··· Entries provided

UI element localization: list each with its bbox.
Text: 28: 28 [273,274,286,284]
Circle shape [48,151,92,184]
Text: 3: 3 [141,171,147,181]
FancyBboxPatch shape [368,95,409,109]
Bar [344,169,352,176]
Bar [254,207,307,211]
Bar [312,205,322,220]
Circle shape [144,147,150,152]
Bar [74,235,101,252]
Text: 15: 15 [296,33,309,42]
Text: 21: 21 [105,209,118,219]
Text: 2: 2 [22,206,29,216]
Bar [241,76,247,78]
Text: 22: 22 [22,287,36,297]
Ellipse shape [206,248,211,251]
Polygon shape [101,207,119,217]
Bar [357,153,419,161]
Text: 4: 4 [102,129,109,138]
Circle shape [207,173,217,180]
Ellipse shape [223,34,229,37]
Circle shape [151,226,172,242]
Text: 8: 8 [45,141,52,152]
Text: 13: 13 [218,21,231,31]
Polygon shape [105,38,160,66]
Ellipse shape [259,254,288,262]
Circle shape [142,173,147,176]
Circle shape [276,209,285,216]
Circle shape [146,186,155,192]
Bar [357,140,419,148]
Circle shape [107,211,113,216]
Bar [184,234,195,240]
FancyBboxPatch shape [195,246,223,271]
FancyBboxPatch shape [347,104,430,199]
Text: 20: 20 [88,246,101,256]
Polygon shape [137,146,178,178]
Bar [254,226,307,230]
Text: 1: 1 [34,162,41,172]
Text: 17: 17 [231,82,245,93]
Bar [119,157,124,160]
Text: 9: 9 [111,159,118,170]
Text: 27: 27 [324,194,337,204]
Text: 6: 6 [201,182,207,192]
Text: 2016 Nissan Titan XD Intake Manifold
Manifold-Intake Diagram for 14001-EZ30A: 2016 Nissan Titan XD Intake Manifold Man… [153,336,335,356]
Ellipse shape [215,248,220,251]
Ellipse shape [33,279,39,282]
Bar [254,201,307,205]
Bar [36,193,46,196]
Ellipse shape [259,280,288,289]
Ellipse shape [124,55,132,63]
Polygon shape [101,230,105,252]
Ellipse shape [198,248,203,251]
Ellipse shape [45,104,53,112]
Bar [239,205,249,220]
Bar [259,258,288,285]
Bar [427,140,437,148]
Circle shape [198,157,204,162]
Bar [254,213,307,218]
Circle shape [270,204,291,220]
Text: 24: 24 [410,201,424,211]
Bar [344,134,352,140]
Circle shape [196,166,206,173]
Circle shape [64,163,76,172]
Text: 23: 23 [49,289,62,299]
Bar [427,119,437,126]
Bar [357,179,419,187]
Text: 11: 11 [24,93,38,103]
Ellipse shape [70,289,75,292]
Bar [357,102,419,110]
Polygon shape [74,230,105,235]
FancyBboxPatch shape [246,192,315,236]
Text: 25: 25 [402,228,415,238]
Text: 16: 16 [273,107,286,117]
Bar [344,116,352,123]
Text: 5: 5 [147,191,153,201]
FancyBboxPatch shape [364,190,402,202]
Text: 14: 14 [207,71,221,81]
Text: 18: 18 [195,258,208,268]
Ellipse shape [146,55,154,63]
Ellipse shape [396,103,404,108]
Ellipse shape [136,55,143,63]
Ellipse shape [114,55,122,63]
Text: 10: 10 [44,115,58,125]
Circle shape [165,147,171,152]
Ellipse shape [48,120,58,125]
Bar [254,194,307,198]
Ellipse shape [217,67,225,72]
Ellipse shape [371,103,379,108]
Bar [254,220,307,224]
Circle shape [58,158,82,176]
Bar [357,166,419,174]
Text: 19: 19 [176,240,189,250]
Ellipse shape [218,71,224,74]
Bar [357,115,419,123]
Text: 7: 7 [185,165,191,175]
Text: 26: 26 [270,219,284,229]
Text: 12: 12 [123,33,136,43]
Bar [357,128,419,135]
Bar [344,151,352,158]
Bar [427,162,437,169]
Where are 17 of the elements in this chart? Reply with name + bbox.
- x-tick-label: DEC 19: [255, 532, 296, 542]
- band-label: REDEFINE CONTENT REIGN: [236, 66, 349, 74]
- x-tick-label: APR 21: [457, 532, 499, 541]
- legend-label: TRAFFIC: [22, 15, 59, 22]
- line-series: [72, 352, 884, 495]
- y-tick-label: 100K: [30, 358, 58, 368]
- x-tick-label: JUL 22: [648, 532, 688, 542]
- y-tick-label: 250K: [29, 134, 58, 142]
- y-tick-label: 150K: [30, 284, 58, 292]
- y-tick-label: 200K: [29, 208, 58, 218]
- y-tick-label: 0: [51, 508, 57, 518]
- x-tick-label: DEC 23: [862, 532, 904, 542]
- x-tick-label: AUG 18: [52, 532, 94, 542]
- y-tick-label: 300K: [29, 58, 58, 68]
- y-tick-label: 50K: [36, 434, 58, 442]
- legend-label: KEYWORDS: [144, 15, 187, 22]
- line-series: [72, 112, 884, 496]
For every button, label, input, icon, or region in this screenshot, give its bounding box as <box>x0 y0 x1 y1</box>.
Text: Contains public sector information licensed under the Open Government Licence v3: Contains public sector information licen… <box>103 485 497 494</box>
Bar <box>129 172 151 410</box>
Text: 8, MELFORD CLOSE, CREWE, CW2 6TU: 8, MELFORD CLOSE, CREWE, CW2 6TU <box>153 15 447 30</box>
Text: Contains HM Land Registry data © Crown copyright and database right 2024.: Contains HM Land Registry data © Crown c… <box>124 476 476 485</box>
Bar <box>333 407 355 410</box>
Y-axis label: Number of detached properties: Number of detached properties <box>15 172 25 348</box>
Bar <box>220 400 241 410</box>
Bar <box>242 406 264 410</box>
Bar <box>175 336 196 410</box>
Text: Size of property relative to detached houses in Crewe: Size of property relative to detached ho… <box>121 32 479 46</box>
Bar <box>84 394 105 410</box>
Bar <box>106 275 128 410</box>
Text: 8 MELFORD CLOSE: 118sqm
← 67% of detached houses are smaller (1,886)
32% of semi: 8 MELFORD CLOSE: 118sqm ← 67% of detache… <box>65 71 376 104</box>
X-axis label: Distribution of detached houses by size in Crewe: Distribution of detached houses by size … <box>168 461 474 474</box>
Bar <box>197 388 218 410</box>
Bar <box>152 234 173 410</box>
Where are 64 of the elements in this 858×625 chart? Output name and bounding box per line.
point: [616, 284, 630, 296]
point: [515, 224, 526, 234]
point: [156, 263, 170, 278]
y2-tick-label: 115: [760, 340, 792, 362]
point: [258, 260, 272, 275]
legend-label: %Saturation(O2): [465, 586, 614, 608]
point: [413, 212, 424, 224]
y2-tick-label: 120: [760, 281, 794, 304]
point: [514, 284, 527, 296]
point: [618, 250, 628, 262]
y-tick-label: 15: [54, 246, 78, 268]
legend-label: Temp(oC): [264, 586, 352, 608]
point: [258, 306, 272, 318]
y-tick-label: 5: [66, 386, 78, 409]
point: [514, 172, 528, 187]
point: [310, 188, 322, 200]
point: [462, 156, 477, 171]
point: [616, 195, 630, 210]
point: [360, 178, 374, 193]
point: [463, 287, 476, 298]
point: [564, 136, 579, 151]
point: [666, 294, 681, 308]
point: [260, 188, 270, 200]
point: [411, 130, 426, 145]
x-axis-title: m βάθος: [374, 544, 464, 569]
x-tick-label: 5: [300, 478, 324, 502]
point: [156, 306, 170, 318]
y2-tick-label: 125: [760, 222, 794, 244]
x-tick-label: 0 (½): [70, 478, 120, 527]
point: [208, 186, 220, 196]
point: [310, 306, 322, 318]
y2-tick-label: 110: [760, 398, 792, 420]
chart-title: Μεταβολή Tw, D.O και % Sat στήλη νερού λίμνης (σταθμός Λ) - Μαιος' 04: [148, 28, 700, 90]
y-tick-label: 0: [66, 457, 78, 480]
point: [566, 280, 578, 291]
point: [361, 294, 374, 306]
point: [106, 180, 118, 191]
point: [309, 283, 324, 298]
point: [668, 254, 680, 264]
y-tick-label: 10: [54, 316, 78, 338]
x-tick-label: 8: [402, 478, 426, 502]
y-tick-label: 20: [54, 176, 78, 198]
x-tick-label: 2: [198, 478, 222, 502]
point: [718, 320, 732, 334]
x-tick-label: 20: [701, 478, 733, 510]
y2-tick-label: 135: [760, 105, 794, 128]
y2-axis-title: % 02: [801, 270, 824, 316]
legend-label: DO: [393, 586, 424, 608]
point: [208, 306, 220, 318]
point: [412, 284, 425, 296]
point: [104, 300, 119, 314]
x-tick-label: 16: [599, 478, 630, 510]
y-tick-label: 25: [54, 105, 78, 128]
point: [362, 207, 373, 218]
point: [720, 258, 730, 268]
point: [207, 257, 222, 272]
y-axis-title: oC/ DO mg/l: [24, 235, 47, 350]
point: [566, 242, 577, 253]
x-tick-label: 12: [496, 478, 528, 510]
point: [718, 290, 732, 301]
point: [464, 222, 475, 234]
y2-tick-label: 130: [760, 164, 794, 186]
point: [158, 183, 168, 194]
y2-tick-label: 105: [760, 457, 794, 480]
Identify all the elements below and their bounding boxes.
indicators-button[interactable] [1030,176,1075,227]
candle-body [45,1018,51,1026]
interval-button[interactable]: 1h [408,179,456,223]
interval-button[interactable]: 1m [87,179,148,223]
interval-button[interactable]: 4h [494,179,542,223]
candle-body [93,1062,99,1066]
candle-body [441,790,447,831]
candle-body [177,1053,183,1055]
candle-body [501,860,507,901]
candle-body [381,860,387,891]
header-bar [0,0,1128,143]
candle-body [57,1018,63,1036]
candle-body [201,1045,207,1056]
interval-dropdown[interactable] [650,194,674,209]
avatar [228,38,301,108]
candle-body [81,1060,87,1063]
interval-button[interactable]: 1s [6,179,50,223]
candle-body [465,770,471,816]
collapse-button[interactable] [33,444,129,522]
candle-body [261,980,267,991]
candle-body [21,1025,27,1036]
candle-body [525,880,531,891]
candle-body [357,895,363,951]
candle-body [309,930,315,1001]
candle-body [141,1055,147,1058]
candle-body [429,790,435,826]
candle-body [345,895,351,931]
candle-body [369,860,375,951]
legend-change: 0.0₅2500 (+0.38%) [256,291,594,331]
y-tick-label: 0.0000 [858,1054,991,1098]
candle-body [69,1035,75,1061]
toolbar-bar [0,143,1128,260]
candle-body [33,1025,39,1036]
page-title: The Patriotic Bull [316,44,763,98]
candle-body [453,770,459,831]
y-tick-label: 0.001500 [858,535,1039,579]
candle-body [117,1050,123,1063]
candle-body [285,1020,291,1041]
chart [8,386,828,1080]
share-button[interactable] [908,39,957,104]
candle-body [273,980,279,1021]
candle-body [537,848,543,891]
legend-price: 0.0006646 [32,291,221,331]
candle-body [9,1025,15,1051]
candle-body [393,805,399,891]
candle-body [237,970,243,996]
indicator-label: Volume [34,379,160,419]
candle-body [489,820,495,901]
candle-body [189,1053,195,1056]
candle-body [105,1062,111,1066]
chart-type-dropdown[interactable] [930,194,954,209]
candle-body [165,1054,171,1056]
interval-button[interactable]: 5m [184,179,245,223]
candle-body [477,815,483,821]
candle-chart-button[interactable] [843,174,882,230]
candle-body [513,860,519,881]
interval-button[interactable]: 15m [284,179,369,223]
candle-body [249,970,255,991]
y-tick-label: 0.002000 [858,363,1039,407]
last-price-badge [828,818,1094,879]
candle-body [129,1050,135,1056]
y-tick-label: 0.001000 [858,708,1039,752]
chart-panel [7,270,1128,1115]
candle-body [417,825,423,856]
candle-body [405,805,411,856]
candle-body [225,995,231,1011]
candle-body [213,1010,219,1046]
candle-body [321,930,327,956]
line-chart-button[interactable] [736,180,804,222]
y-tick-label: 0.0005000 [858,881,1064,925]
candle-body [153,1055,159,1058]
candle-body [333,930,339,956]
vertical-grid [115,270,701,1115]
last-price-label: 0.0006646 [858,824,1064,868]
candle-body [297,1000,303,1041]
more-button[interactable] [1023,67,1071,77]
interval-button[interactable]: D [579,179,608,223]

······

_Instructions to follow_.
Copy verbatim the part of the records that opens with their first line and closes with the line containing "Ellipse shape [206,248,211,251]", including both of those lines.

_Problem solution_.
UI element localization: list each with its bbox.
Text: 28: 28 [273,274,286,284]
Circle shape [48,151,92,184]
Text: 3: 3 [141,171,147,181]
FancyBboxPatch shape [368,95,409,109]
Bar [344,169,352,176]
Bar [254,207,307,211]
Bar [312,205,322,220]
Circle shape [144,147,150,152]
Bar [74,235,101,252]
Text: 15: 15 [296,33,309,42]
Text: 21: 21 [105,209,118,219]
Text: 2: 2 [22,206,29,216]
Bar [241,76,247,78]
Text: 22: 22 [22,287,36,297]
Ellipse shape [206,248,211,251]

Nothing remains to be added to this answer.